PROBLEM REQUIREMENTS: Pull out every line from the line containing "Read this page and output its text content." through the end of the material, both ends included, and reproduce it exactly. Keep pictures out.

───── RECORDS FOR THIS TASK

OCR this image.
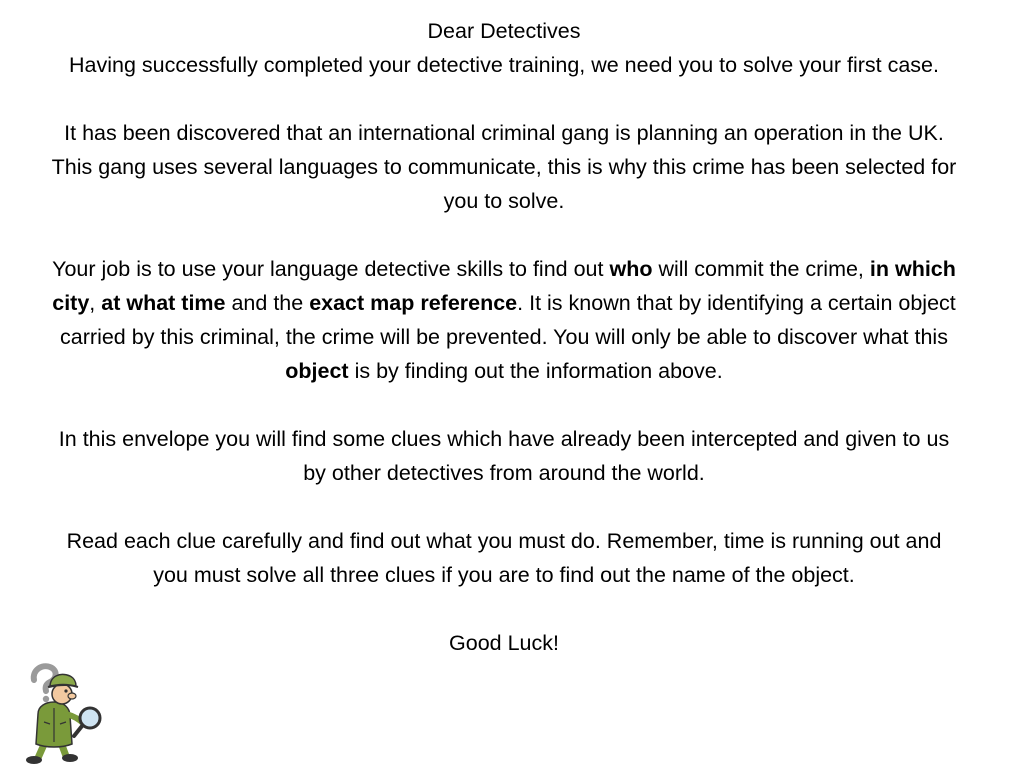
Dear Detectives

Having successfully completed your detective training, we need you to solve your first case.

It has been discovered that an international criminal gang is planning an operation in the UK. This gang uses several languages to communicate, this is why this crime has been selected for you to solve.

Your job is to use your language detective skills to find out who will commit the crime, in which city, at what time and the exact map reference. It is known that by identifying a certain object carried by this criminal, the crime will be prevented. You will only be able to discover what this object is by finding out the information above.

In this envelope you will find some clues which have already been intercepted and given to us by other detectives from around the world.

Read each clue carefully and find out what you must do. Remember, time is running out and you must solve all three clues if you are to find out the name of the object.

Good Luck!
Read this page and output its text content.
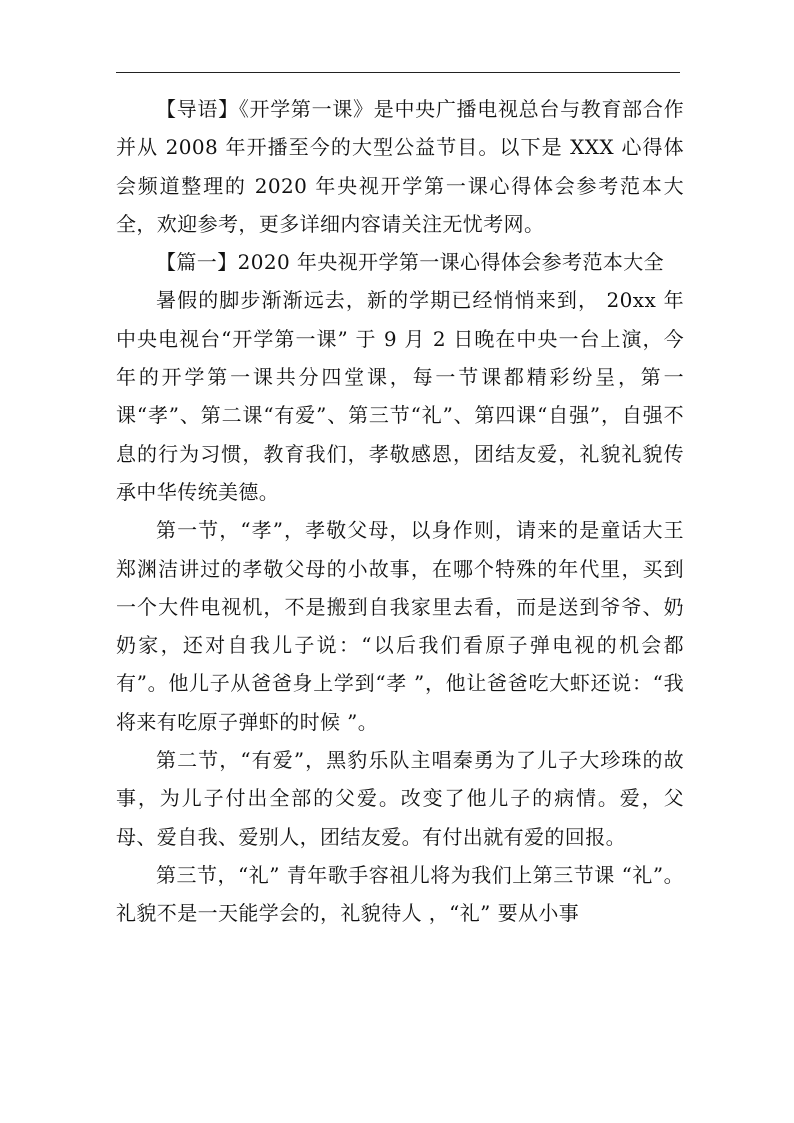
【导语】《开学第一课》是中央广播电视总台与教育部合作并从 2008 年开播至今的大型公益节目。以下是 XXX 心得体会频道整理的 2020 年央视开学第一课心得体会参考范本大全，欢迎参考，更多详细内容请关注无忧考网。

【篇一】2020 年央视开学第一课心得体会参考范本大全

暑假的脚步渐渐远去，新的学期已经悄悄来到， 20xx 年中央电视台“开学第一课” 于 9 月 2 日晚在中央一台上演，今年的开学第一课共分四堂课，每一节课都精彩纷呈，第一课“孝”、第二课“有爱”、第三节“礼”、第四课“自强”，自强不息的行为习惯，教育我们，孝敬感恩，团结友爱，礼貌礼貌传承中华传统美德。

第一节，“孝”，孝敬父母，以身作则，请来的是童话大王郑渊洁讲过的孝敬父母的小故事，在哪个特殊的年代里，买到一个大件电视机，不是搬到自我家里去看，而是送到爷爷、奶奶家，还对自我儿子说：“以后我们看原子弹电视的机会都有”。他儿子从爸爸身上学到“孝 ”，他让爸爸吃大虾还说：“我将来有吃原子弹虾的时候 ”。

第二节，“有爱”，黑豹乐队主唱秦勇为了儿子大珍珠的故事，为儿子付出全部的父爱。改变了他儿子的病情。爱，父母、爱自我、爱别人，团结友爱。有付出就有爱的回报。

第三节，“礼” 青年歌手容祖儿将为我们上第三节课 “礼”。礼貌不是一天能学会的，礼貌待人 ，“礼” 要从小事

──────────

THE RESPONSE:
Read this page and output its text content.
【导语】《开学第一课》是中央广播电视总台与教育部合作并从 2008 年开播至今的大型公益节目。以下是 XXX 心得体会频道整理的 2020 年央视开学第一课心得体会参考范本大全，欢迎参考，更多详细内容请关注无忧考网。

【篇一】2020 年央视开学第一课心得体会参考范本大全

暑假的脚步渐渐远去，新的学期已经悄悄来到， 20xx 年中央电视台“开学第一课” 于 9 月 2 日晚在中央一台上演，今年的开学第一课共分四堂课，每一节课都精彩纷呈，第一课“孝”、第二课“有爱”、第三节“礼”、第四课“自强”，自强不息的行为习惯，教育我们，孝敬感恩，团结友爱，礼貌礼貌传承中华传统美德。

第一节，“孝”，孝敬父母，以身作则，请来的是童话大王郑渊洁讲过的孝敬父母的小故事，在哪个特殊的年代里，买到一个大件电视机，不是搬到自我家里去看，而是送到爷爷、奶奶家，还对自我儿子说：“以后我们看原子弹电视的机会都有”。他儿子从爸爸身上学到“孝 ”，他让爸爸吃大虾还说：“我将来有吃原子弹虾的时候 ”。

第二节，“有爱”，黑豹乐队主唱秦勇为了儿子大珍珠的故事，为儿子付出全部的父爱。改变了他儿子的病情。爱，父母、爱自我、爱别人，团结友爱。有付出就有爱的回报。

第三节，“礼” 青年歌手容祖儿将为我们上第三节课 “礼”。礼貌不是一天能学会的，礼貌待人 ，“礼” 要从小事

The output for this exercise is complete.